◆ LISTING ◆

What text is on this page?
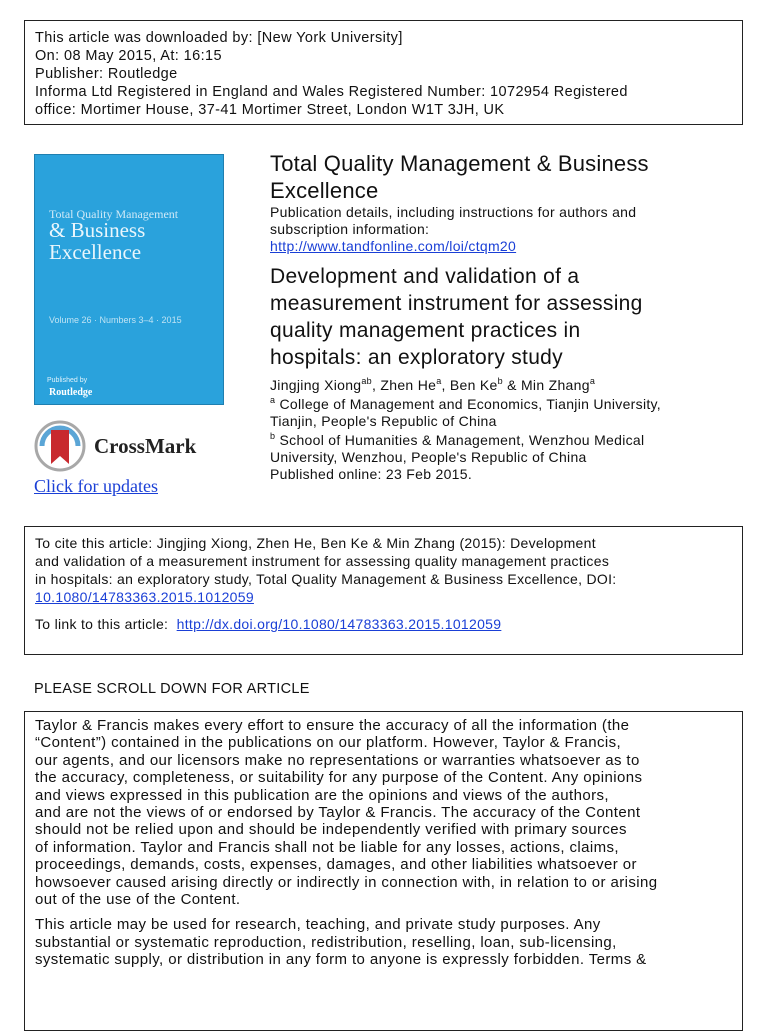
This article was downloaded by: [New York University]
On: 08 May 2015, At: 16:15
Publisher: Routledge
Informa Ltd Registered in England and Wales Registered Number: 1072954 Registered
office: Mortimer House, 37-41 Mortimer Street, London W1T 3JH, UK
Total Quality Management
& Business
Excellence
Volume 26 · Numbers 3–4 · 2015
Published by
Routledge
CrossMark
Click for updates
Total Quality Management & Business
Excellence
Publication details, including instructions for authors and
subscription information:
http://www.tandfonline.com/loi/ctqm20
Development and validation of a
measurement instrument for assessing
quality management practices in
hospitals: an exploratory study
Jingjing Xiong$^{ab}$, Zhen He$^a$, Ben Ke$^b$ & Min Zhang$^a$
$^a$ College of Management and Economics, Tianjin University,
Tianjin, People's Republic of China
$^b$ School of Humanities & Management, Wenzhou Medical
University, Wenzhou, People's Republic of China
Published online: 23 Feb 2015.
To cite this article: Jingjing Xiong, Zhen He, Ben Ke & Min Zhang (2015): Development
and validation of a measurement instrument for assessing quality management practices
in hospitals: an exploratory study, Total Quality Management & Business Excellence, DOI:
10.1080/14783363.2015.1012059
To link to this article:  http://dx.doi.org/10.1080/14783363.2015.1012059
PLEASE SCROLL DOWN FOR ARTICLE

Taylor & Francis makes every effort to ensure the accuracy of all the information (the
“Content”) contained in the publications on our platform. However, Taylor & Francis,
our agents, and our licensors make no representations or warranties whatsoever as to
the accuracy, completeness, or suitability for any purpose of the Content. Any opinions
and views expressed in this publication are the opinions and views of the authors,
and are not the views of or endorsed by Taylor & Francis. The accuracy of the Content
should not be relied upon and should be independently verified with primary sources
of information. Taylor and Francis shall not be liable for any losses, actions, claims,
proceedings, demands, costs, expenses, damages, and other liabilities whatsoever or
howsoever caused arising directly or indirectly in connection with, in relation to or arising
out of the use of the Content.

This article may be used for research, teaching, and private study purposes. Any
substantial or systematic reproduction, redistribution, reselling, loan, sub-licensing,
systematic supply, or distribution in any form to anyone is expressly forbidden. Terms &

◆ GIVEN PROBLEM ◆
Return each line with "Republic".

◆ ANSWER BELOW ◆
Tianjin, People's Republic of China
University, Wenzhou, People's Republic of China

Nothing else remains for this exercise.